→ WHAT THE EXERCISE ASKS:
List, from the lines below, each one with "että" in it.

→ SUPPLIED RECORDS:
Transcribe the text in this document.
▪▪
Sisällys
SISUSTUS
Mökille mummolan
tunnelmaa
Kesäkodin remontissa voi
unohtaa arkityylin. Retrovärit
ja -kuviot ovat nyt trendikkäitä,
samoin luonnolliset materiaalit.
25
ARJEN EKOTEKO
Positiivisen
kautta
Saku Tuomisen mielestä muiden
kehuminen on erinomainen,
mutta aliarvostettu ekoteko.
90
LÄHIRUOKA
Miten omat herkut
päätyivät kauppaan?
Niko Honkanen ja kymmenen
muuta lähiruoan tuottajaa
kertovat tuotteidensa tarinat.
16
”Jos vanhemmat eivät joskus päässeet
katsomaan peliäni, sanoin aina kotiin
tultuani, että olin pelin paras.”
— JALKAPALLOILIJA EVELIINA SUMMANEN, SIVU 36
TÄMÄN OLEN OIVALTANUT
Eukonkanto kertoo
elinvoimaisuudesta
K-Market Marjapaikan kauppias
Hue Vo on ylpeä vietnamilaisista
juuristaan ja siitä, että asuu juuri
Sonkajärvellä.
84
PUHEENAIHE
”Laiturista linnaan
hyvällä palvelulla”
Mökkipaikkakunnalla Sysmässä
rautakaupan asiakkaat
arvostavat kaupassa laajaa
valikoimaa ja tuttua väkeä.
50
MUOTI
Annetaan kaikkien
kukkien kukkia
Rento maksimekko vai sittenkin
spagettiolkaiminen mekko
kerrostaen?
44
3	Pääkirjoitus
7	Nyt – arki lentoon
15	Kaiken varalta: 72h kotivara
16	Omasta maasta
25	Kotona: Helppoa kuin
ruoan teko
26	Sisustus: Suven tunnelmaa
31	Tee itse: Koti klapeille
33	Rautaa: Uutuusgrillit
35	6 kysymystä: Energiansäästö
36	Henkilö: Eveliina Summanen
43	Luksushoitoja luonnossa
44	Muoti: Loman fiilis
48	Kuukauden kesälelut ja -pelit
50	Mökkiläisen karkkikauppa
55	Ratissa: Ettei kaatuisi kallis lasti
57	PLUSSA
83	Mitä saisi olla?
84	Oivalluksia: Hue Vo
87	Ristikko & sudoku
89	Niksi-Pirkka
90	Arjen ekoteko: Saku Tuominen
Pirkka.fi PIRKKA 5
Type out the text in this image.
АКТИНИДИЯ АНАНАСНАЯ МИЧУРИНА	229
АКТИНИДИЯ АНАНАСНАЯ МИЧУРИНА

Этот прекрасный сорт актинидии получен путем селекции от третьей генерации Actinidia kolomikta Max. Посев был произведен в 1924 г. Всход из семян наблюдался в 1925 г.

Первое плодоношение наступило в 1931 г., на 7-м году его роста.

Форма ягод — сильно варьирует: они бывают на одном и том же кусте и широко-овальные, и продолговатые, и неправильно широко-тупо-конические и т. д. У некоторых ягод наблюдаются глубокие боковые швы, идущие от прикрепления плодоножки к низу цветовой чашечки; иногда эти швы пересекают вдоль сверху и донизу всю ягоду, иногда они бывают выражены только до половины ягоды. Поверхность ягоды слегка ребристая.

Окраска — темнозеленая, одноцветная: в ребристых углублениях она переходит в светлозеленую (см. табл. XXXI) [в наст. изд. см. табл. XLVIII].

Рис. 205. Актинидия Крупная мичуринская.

→ RESULT OF THIS TASK:
tultuani, että olin pelin paras.”
juuristaan ja siitä, että asuu juuri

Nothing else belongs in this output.